_Given exercise:_
Write out the following listings again, keeping every line identical to how it appears.

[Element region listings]

>>>

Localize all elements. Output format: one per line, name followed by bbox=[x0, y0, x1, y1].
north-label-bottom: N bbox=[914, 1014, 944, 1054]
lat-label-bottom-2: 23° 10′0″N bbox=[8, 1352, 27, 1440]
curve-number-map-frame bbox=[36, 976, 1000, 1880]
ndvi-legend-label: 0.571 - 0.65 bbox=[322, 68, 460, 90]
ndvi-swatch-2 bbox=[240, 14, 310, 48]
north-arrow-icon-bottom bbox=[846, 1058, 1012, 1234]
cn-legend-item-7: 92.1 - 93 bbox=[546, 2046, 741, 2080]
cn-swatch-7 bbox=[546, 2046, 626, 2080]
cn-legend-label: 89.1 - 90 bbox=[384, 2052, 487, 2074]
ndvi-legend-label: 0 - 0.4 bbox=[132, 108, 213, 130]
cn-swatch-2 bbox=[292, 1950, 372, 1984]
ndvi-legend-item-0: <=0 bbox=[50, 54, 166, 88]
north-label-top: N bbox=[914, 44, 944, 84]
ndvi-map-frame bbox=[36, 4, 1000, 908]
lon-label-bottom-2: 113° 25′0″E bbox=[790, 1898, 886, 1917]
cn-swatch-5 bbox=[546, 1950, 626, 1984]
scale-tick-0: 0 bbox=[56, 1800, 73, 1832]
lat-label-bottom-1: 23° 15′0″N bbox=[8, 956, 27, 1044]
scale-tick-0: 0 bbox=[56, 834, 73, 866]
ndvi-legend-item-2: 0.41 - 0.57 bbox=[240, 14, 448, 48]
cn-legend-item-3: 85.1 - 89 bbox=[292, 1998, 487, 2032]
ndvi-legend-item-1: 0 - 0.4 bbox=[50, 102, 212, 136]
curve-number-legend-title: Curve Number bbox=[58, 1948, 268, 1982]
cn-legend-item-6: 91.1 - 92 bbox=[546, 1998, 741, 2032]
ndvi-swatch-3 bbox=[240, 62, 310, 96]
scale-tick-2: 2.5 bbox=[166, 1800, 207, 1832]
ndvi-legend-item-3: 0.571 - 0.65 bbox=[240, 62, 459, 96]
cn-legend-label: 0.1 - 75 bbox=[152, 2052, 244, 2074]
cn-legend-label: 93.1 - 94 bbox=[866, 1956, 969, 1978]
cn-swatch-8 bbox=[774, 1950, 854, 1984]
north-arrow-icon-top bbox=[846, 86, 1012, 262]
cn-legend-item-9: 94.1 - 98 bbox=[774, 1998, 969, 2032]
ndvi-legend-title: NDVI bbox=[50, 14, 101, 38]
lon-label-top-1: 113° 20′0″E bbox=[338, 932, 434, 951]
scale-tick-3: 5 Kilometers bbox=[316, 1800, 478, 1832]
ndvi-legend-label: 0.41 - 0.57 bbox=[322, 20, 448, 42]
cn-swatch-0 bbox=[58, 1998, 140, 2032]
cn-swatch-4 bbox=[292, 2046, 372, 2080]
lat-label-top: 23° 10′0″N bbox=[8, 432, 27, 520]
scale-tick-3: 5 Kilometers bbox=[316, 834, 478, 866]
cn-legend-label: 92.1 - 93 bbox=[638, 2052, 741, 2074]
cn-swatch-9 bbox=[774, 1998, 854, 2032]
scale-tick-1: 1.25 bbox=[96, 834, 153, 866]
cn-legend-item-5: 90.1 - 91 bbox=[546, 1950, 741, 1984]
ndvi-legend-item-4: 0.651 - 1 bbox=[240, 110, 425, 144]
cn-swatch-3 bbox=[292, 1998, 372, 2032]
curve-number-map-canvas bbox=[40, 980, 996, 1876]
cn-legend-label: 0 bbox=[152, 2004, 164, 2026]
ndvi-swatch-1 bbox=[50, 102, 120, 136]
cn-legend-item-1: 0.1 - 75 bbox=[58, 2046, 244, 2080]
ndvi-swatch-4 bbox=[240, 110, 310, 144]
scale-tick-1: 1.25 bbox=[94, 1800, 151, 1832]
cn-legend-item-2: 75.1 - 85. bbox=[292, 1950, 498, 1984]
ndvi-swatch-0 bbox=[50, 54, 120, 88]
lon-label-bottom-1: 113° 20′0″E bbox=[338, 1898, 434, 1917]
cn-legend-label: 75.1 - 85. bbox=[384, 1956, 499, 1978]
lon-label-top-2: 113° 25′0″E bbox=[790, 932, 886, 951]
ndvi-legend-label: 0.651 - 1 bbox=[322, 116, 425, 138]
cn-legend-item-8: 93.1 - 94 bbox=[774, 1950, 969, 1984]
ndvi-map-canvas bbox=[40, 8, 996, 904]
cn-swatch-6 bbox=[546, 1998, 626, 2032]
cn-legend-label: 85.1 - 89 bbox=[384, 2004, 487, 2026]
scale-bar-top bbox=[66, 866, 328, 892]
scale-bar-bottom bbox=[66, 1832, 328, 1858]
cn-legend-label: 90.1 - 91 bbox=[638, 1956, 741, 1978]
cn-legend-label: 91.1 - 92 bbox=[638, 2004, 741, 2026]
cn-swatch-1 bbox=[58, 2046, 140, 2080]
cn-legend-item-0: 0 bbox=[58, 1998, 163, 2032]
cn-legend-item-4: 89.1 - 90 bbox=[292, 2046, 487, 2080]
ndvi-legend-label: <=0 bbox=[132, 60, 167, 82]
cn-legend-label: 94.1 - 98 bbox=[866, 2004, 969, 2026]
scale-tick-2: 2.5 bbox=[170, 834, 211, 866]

<<<

_Written response:_
Localize all elements. Output format: one per line, name followed by bbox=[x0, y0, x1, y1].
north-label-bottom: N bbox=[914, 1014, 944, 1054]
lat-label-bottom-2: 23° 10′0″N bbox=[8, 1352, 27, 1440]
curve-number-map-frame bbox=[36, 976, 1000, 1880]
ndvi-legend-label: 0.571 - 0.65 bbox=[322, 68, 460, 90]
ndvi-swatch-2 bbox=[240, 14, 310, 48]
north-arrow-icon-bottom bbox=[846, 1058, 1012, 1234]
cn-legend-item-7: 92.1 - 93 bbox=[546, 2046, 741, 2080]
cn-swatch-7 bbox=[546, 2046, 626, 2080]
cn-legend-label: 89.1 - 90 bbox=[384, 2052, 487, 2074]
ndvi-legend-label: 0 - 0.4 bbox=[132, 108, 213, 130]
cn-swatch-2 bbox=[292, 1950, 372, 1984]
ndvi-legend-item-0: <=0 bbox=[50, 54, 166, 88]
north-label-top: N bbox=[914, 44, 944, 84]
ndvi-map-frame bbox=[36, 4, 1000, 908]
lon-label-bottom-2: 113° 25′0″E bbox=[790, 1898, 886, 1917]
cn-swatch-5 bbox=[546, 1950, 626, 1984]
scale-tick-0: 0 bbox=[56, 1800, 73, 1832]
lat-label-bottom-1: 23° 15′0″N bbox=[8, 956, 27, 1044]
scale-tick-0: 0 bbox=[56, 834, 73, 866]
ndvi-legend-item-2: 0.41 - 0.57 bbox=[240, 14, 448, 48]
cn-legend-item-3: 85.1 - 89 bbox=[292, 1998, 487, 2032]
ndvi-legend-item-1: 0 - 0.4 bbox=[50, 102, 212, 136]
curve-number-legend-title: Curve Number bbox=[58, 1948, 268, 1982]
cn-legend-item-6: 91.1 - 92 bbox=[546, 1998, 741, 2032]
ndvi-swatch-3 bbox=[240, 62, 310, 96]
scale-tick-2: 2.5 bbox=[166, 1800, 207, 1832]
ndvi-legend-item-3: 0.571 - 0.65 bbox=[240, 62, 459, 96]
cn-legend-label: 0.1 - 75 bbox=[152, 2052, 244, 2074]
cn-legend-label: 93.1 - 94 bbox=[866, 1956, 969, 1978]
cn-swatch-8 bbox=[774, 1950, 854, 1984]
north-arrow-icon-top bbox=[846, 86, 1012, 262]
cn-legend-item-9: 94.1 - 98 bbox=[774, 1998, 969, 2032]
ndvi-legend-title: NDVI bbox=[50, 14, 101, 38]
lon-label-top-1: 113° 20′0″E bbox=[338, 932, 434, 951]
scale-tick-3: 5 Kilometers bbox=[316, 1800, 478, 1832]
ndvi-legend-label: 0.41 - 0.57 bbox=[322, 20, 448, 42]
cn-swatch-0 bbox=[58, 1998, 140, 2032]
cn-swatch-4 bbox=[292, 2046, 372, 2080]
lat-label-top: 23° 10′0″N bbox=[8, 432, 27, 520]
scale-tick-3: 5 Kilometers bbox=[316, 834, 478, 866]
cn-legend-label: 92.1 - 93 bbox=[638, 2052, 741, 2074]
cn-swatch-9 bbox=[774, 1998, 854, 2032]
scale-tick-1: 1.25 bbox=[96, 834, 153, 866]
cn-legend-item-5: 90.1 - 91 bbox=[546, 1950, 741, 1984]
ndvi-legend-item-4: 0.651 - 1 bbox=[240, 110, 425, 144]
cn-swatch-3 bbox=[292, 1998, 372, 2032]
curve-number-map-canvas bbox=[40, 980, 996, 1876]
cn-legend-label: 0 bbox=[152, 2004, 164, 2026]
ndvi-swatch-1 bbox=[50, 102, 120, 136]
cn-legend-item-1: 0.1 - 75 bbox=[58, 2046, 244, 2080]
ndvi-swatch-4 bbox=[240, 110, 310, 144]
scale-tick-1: 1.25 bbox=[94, 1800, 151, 1832]
cn-legend-item-2: 75.1 - 85. bbox=[292, 1950, 498, 1984]
ndvi-swatch-0 bbox=[50, 54, 120, 88]
lon-label-bottom-1: 113° 20′0″E bbox=[338, 1898, 434, 1917]
cn-legend-label: 75.1 - 85. bbox=[384, 1956, 499, 1978]
lon-label-top-2: 113° 25′0″E bbox=[790, 932, 886, 951]
ndvi-legend-label: 0.651 - 1 bbox=[322, 116, 425, 138]
cn-legend-item-8: 93.1 - 94 bbox=[774, 1950, 969, 1984]
ndvi-map-canvas bbox=[40, 8, 996, 904]
cn-swatch-6 bbox=[546, 1998, 626, 2032]
cn-legend-label: 85.1 - 89 bbox=[384, 2004, 487, 2026]
scale-bar-top bbox=[66, 866, 328, 892]
scale-bar-bottom bbox=[66, 1832, 328, 1858]
cn-legend-label: 90.1 - 91 bbox=[638, 1956, 741, 1978]
cn-legend-label: 91.1 - 92 bbox=[638, 2004, 741, 2026]
cn-swatch-1 bbox=[58, 2046, 140, 2080]
cn-legend-item-0: 0 bbox=[58, 1998, 163, 2032]
cn-legend-item-4: 89.1 - 90 bbox=[292, 2046, 487, 2080]
ndvi-legend-label: <=0 bbox=[132, 60, 167, 82]
cn-legend-label: 94.1 - 98 bbox=[866, 2004, 969, 2026]
scale-tick-2: 2.5 bbox=[170, 834, 211, 866]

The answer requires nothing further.